*Data for this task:*
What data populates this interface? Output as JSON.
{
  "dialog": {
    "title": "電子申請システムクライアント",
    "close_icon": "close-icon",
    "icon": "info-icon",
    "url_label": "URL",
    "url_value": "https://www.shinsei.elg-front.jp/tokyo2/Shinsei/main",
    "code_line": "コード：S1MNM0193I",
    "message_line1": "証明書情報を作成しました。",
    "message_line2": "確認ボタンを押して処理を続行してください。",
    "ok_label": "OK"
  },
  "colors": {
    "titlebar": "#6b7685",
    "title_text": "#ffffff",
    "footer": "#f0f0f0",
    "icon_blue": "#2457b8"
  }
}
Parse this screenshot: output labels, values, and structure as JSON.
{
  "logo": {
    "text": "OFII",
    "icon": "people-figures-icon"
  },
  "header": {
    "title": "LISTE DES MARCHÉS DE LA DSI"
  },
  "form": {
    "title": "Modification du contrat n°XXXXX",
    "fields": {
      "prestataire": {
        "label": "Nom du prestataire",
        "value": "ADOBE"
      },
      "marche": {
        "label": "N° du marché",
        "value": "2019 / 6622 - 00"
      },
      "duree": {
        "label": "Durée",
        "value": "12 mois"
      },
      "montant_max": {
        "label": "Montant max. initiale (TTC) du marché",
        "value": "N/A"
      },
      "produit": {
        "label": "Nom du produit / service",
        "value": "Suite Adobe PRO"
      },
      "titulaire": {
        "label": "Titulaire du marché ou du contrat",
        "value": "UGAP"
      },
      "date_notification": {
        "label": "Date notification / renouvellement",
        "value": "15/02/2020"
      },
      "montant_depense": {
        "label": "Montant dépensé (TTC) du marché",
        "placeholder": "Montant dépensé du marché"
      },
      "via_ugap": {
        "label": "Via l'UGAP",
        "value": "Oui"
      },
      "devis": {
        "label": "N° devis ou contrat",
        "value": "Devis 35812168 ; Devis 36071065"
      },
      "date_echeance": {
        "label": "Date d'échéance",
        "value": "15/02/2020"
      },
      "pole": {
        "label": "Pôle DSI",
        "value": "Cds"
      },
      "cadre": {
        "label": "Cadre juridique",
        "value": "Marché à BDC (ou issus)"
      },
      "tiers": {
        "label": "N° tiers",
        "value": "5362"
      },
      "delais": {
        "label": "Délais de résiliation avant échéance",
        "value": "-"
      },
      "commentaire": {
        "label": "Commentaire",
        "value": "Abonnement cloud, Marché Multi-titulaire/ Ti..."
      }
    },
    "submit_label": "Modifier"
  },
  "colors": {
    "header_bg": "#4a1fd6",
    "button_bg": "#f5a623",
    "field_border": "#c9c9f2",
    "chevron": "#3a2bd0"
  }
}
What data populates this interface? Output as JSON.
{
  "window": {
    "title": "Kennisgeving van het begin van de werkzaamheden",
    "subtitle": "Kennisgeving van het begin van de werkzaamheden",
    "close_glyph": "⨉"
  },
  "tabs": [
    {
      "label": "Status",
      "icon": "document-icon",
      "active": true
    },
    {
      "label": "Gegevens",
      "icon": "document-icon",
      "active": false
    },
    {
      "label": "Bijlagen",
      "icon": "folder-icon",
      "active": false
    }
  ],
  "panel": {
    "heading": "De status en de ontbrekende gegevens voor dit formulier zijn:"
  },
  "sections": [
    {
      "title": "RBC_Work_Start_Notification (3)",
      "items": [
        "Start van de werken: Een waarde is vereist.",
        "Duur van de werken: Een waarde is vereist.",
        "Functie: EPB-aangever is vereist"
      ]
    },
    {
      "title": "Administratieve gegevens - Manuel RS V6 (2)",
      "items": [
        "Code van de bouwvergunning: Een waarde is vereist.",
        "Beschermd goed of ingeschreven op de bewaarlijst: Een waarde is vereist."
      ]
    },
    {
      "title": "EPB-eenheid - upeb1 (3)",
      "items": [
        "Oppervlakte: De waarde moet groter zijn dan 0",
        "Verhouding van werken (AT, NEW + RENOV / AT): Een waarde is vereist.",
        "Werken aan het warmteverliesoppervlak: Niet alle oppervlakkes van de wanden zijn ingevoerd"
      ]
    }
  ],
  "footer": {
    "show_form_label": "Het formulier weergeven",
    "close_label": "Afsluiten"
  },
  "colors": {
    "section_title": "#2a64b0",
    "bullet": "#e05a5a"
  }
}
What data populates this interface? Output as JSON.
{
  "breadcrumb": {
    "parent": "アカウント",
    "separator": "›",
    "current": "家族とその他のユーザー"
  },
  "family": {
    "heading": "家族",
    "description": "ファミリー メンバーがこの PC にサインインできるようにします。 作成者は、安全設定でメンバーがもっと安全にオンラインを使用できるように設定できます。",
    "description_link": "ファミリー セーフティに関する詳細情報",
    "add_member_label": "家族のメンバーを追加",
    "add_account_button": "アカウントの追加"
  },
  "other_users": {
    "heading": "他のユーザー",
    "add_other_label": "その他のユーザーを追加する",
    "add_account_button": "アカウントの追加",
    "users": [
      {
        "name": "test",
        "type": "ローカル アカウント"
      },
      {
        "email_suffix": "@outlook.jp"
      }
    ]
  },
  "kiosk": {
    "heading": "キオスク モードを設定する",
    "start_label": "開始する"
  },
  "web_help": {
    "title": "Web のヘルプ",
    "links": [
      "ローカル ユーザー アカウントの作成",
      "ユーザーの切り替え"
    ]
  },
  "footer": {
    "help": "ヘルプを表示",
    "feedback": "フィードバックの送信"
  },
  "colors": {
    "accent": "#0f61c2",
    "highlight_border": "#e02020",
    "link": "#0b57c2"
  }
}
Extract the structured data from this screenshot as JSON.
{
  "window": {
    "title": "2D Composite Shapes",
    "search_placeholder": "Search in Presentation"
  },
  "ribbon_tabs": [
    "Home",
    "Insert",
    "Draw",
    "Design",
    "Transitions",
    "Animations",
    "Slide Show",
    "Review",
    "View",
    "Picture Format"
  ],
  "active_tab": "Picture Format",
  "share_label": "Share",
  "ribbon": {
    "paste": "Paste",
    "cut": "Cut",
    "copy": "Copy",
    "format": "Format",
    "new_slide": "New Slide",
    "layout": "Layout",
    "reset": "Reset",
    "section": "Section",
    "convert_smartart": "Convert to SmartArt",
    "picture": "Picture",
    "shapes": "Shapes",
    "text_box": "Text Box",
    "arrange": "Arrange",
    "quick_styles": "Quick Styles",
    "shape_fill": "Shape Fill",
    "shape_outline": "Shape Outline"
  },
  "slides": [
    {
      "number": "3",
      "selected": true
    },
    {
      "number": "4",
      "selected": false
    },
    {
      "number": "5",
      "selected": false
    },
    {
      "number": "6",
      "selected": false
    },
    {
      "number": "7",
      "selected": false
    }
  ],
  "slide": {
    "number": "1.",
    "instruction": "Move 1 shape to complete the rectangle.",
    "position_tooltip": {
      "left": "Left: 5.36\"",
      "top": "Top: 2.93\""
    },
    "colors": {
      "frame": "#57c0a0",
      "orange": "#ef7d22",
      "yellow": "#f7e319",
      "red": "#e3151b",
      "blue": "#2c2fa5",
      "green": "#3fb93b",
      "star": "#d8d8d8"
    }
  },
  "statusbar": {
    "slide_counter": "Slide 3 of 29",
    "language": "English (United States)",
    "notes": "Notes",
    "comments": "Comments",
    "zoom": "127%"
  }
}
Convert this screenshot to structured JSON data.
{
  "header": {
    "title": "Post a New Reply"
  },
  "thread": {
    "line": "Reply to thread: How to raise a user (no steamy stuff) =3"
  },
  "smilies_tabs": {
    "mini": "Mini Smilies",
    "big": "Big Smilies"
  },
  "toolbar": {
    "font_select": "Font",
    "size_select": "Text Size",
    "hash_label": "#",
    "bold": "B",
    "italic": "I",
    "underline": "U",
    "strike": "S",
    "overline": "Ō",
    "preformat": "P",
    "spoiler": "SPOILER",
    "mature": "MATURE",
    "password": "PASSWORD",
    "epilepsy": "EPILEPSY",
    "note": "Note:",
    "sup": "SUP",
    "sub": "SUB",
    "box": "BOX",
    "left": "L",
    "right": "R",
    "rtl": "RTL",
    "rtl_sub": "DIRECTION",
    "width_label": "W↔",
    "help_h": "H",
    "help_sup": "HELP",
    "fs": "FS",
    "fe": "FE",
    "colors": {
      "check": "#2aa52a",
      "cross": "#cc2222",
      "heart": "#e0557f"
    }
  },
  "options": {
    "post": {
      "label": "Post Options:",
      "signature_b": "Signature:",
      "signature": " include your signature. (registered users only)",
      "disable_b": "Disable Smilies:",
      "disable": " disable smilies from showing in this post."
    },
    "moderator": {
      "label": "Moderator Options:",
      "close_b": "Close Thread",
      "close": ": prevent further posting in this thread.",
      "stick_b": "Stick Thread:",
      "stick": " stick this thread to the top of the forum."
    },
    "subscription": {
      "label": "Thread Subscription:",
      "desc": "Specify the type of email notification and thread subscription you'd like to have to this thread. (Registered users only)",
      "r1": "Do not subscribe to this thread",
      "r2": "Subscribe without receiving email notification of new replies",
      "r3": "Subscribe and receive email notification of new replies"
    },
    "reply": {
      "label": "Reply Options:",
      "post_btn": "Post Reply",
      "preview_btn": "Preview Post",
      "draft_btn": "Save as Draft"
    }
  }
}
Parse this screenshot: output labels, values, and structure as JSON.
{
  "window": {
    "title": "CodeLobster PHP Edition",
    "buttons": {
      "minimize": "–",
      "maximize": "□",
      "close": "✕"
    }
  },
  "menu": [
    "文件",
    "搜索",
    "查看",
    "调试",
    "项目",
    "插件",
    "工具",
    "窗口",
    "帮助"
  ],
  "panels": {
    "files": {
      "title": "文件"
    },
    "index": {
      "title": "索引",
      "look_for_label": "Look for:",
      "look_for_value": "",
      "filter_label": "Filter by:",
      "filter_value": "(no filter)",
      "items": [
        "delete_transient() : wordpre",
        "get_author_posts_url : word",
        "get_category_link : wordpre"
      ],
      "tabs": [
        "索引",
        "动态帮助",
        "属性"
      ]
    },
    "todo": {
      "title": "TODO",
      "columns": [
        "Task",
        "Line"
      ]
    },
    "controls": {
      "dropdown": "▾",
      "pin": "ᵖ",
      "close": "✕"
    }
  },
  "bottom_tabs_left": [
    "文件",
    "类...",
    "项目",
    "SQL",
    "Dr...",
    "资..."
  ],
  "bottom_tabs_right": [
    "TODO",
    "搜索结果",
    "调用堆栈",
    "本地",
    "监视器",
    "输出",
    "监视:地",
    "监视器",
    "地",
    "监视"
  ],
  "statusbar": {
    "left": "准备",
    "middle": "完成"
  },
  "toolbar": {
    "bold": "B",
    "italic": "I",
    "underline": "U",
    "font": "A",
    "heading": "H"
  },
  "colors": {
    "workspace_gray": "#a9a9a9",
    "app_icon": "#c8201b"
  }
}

*Directions for this task:*
Scan the listing above and identify each line holding the string "begin"; copy every such line.

*Worked answer:*
    "title": "Kennisgeving van het begin van de werkzaamheden",
    "subtitle": "Kennisgeving van het begin van de werkzaamheden",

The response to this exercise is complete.